(Collected data entries)
____

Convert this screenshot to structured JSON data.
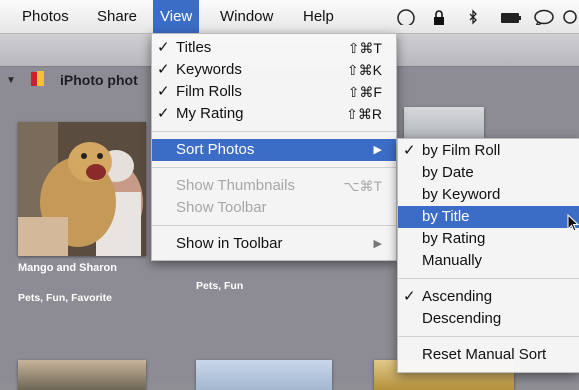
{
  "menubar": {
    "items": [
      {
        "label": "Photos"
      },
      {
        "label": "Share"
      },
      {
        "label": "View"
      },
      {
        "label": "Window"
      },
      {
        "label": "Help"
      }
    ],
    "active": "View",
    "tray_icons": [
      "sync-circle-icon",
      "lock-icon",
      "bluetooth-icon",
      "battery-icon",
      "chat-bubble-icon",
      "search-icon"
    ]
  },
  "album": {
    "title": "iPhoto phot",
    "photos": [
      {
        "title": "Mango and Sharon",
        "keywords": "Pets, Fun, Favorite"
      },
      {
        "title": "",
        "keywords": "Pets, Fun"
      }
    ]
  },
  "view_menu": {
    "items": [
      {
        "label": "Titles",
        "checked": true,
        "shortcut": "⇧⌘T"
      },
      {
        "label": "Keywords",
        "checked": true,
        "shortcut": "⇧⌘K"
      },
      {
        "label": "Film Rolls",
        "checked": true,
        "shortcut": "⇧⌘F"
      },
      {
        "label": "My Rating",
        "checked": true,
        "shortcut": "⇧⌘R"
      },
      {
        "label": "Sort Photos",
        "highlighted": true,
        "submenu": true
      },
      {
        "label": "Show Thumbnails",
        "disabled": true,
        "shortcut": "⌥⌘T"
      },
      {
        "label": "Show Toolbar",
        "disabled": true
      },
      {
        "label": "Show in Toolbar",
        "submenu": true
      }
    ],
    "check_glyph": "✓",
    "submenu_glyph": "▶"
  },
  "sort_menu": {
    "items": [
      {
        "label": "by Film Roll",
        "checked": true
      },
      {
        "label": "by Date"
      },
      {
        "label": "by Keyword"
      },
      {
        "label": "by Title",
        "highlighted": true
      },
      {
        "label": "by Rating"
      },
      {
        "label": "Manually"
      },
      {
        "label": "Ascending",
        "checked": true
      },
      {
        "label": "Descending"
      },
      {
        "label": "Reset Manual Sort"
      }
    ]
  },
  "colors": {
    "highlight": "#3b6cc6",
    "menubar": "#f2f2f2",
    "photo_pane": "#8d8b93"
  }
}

____

● **EXERCISE AIM**:
Retype all of the entries exactly as written, leaving out any images.

● **FINISHED TASK**:
Convert this screenshot to structured JSON data.
{
  "menubar": {
    "items": [
      {
        "label": "Photos"
      },
      {
        "label": "Share"
      },
      {
        "label": "View"
      },
      {
        "label": "Window"
      },
      {
        "label": "Help"
      }
    ],
    "active": "View",
    "tray_icons": [
      "sync-circle-icon",
      "lock-icon",
      "bluetooth-icon",
      "battery-icon",
      "chat-bubble-icon",
      "search-icon"
    ]
  },
  "album": {
    "title": "iPhoto phot",
    "photos": [
      {
        "title": "Mango and Sharon",
        "keywords": "Pets, Fun, Favorite"
      },
      {
        "title": "",
        "keywords": "Pets, Fun"
      }
    ]
  },
  "view_menu": {
    "items": [
      {
        "label": "Titles",
        "checked": true,
        "shortcut": "⇧⌘T"
      },
      {
        "label": "Keywords",
        "checked": true,
        "shortcut": "⇧⌘K"
      },
      {
        "label": "Film Rolls",
        "checked": true,
        "shortcut": "⇧⌘F"
      },
      {
        "label": "My Rating",
        "checked": true,
        "shortcut": "⇧⌘R"
      },
      {
        "label": "Sort Photos",
        "highlighted": true,
        "submenu": true
      },
      {
        "label": "Show Thumbnails",
        "disabled": true,
        "shortcut": "⌥⌘T"
      },
      {
        "label": "Show Toolbar",
        "disabled": true
      },
      {
        "label": "Show in Toolbar",
        "submenu": true
      }
    ],
    "check_glyph": "✓",
    "submenu_glyph": "▶"
  },
  "sort_menu": {
    "items": [
      {
        "label": "by Film Roll",
        "checked": true
      },
      {
        "label": "by Date"
      },
      {
        "label": "by Keyword"
      },
      {
        "label": "by Title",
        "highlighted": true
      },
      {
        "label": "by Rating"
      },
      {
        "label": "Manually"
      },
      {
        "label": "Ascending",
        "checked": true
      },
      {
        "label": "Descending"
      },
      {
        "label": "Reset Manual Sort"
      }
    ]
  },
  "colors": {
    "highlight": "#3b6cc6",
    "menubar": "#f2f2f2",
    "photo_pane": "#8d8b93"
  }
}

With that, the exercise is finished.